** Testo da leggere **
= = =

"Non sono abbastanza forte, non ce la farò mai. Da domani, forse farei meglio a pensare alla scuola". È sera e nel campetto dell’Odense è rimasto solo un puntino biondo di quattordici o quindici anni che, tormentato da questi pensieri, scuote la testa, si dispera, addirittura prende a calci il palo per la rabbia. Lo fa con forza, probabilmente troppa per un ragazzino della sua età. E infatti il giorno dopo la diagnosi del medico non lascia scampo: frattura del piede. Almeno un mese fuori. Tradotto: la sua squadra, l’Odense, non avrà il portiere per quattro giornate.
Il mental coach
Già, perché il biondino in questione è Oliver Christensen, di mestiere fa il portiere e a quattordici anni è già divorato dall’ansia di non farcela. Tanto da voler smettere o appunto, da farsi male. Fatica a gestire la rabbia. Così decide di assumere un mental coach, una rarità per un ragazzo così giovane. Ed effettivamente funziona. Christensen inizia a gestire meglio le difficoltà, persino il 'no' incassato a diciott’anni anni dal Manchester United dopo tre giorni di provini. Pazienza. Se ne parla, si razionalizza. Di occasioni ce ne saranno altre.
Leader
Oggi Oliver è il numero uno della Salernitana di Breda: è arrivato da meno di un mese ed è già leader e idolo dei tifosi. Tre partite, due clean sheet e due volte il premio di man of the match. Con la Cremonese ha salvato la porta con quattro interventi prodigiosi, l’ultimo su Vazquez con la mano di richiamo a tempo scaduto. Stessa cosa sei giorni dopo con il Brescia: anche qui migliore in campo. E all’Arechi sono già pazzi di lui.
In punizione
Chi lo conosce lo racconta come un ragazzo iperattivo, sempre in movimento e un po’ 'pazzo'. Come da prassi, se fai il portiere. Pensare che lui nelle giovanili dell’Odense finì in porta perché in campo entrava troppo duramente su compagni (in allenamento) e avversari. Così i genitori suggerirono di mandarlo in porta. Come fosse... una punizione. Invece lui si è adattato, si messo in gioco e in discussione e ha fatto strada. Lavorando su stesso, in campo e fuori. "Per convincerlo a venire a Salerno sono bastati 5 minuti. Non pensavo potesse mai accettare di scendere in Serie B". Così ha raccontato la trattativa il ds Valentini. Christensen ci ha messo pochissimo a calarsi nella nuova realtà e l’ha vista come un’occasione: giocare, dimostrare il proprio valore e poi chissà. Intanto sarà importante aiutare la Salernitana a raggiungere la salvezza. L’inizio è stato confortante. E se il buongiorno si vede dal mattino...

= = =

** Dati estratti **
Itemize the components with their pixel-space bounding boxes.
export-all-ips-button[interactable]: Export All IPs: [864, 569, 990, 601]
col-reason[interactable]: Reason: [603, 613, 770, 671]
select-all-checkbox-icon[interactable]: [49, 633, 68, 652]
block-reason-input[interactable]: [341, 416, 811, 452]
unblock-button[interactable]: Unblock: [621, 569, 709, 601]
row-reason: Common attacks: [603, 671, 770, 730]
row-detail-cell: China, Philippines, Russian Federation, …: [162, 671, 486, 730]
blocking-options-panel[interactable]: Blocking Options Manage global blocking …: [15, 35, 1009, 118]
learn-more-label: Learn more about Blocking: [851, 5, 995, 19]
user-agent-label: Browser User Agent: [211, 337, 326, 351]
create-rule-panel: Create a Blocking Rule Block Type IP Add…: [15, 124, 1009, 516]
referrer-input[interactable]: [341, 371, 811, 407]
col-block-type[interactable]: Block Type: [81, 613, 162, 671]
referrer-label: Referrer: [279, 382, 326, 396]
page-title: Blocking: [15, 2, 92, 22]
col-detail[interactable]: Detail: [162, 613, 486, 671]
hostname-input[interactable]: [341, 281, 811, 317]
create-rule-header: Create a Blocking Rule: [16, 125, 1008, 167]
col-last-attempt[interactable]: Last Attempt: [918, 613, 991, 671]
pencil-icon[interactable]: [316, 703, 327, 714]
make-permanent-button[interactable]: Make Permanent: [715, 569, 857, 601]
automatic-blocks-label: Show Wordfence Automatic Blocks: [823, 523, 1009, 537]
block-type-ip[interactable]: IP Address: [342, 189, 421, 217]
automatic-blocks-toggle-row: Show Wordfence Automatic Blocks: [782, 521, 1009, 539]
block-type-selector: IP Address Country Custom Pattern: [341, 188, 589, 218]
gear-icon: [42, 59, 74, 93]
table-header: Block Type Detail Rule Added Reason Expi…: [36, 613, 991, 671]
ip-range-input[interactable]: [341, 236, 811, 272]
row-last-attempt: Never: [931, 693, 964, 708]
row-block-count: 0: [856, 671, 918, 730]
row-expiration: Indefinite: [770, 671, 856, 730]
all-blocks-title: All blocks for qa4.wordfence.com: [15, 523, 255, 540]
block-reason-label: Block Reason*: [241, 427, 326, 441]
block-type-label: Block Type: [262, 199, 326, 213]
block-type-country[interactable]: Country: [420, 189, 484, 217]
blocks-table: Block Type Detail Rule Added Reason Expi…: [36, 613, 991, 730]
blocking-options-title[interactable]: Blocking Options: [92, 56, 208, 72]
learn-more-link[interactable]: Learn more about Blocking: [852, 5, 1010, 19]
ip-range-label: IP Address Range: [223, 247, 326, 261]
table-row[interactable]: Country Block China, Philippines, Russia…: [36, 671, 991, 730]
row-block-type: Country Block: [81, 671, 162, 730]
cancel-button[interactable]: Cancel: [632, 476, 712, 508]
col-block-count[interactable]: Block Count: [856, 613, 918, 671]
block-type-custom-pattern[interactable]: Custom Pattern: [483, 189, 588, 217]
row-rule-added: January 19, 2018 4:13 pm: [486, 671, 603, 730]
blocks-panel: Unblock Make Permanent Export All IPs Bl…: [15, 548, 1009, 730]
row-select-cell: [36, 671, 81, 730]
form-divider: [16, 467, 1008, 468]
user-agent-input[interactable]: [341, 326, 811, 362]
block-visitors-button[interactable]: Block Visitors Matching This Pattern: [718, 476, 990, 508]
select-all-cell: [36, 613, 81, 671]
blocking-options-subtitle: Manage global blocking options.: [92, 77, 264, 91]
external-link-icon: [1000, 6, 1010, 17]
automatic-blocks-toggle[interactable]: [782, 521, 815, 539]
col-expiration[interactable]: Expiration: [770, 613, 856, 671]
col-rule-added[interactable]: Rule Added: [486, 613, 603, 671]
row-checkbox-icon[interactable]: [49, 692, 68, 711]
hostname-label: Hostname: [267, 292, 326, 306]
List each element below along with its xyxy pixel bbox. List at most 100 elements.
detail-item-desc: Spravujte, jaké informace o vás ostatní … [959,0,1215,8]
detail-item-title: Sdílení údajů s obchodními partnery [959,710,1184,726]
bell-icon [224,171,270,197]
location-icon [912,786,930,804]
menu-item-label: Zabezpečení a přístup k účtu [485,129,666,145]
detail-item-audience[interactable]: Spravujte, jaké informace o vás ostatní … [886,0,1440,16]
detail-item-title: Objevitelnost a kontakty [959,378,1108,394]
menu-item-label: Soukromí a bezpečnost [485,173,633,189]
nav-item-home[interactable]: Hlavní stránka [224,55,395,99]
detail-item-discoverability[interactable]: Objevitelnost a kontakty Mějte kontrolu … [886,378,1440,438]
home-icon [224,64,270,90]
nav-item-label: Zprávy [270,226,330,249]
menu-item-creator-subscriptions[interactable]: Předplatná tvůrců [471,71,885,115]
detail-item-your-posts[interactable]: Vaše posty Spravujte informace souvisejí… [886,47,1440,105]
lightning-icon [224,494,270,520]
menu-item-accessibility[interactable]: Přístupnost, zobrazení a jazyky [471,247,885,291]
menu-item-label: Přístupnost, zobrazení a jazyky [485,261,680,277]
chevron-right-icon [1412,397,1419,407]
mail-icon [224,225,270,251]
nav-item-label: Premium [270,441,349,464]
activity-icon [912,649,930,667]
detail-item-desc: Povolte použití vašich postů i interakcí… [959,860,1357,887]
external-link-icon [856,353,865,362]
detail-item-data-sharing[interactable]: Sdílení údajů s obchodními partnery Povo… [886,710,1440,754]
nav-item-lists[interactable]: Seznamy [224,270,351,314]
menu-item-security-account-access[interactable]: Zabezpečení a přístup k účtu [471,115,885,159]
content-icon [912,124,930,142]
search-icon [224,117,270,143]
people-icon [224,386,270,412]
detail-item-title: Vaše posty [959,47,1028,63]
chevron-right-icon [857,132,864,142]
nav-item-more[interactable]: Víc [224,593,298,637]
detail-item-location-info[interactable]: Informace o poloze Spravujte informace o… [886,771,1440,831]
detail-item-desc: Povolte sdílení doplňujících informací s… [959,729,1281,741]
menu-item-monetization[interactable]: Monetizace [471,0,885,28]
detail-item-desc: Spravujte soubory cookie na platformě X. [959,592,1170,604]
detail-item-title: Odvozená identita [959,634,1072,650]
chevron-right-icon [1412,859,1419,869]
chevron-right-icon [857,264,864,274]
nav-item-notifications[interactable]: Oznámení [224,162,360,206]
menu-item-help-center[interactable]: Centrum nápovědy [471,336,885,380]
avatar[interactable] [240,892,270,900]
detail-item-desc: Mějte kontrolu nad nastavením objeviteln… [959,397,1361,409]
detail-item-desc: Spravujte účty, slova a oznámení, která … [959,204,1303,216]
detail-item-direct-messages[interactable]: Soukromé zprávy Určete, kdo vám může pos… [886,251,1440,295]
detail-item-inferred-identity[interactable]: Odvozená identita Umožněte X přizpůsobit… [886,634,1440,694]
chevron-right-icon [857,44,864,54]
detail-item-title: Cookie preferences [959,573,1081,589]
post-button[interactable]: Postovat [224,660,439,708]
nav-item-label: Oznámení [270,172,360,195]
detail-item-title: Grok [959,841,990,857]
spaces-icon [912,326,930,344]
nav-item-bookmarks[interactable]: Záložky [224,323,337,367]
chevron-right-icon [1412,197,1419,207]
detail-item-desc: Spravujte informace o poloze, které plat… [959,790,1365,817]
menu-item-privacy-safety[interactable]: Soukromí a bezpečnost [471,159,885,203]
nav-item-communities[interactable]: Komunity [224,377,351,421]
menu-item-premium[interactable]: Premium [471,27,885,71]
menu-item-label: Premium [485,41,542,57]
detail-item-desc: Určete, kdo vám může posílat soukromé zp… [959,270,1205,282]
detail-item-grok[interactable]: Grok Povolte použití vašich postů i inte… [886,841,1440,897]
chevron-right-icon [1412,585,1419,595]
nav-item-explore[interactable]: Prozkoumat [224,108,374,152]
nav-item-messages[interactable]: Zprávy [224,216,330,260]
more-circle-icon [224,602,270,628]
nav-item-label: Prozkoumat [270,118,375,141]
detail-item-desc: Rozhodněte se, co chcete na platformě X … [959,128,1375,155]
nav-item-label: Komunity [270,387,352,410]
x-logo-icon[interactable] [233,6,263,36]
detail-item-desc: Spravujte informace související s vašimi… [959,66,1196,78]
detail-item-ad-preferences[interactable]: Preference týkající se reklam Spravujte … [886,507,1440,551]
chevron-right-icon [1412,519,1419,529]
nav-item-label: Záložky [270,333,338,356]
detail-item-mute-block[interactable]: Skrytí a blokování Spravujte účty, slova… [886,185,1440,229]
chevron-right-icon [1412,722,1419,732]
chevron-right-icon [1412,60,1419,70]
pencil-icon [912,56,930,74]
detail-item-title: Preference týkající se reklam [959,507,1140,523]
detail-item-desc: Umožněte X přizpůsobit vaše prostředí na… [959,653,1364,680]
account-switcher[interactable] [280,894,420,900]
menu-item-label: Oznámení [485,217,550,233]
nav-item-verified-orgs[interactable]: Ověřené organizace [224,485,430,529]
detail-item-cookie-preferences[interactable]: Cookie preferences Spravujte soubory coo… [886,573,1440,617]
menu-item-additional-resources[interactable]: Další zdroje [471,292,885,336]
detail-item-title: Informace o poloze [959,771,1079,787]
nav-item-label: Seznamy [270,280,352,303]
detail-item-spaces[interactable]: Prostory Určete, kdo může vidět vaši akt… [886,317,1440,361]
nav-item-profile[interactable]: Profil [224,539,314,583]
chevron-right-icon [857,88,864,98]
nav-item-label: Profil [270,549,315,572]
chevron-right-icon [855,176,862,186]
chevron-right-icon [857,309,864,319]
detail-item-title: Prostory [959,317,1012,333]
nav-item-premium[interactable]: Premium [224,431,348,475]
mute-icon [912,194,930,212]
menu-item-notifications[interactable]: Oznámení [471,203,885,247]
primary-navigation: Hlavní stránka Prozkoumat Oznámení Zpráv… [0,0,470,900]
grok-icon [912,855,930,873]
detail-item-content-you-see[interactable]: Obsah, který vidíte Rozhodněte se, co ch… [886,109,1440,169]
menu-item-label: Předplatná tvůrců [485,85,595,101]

= = =

** Domande sul testo **
a – Secondo l'articolo su Christensen, perché finì in porta nelle giovanili dell'Odense? Rispondi in una-tre frasi.
b – Nell'articolo su Christensen, quanti giorni di provini fece con il Manchester United prima del "no"?

** Risposte alle domande **
a – In campo entrava troppo duramente sui compagni in allenamento e sugli avversari. Per questo i genitori suggerirono di mandarlo in porta, quasi come una punizione.

b – Tre giorni.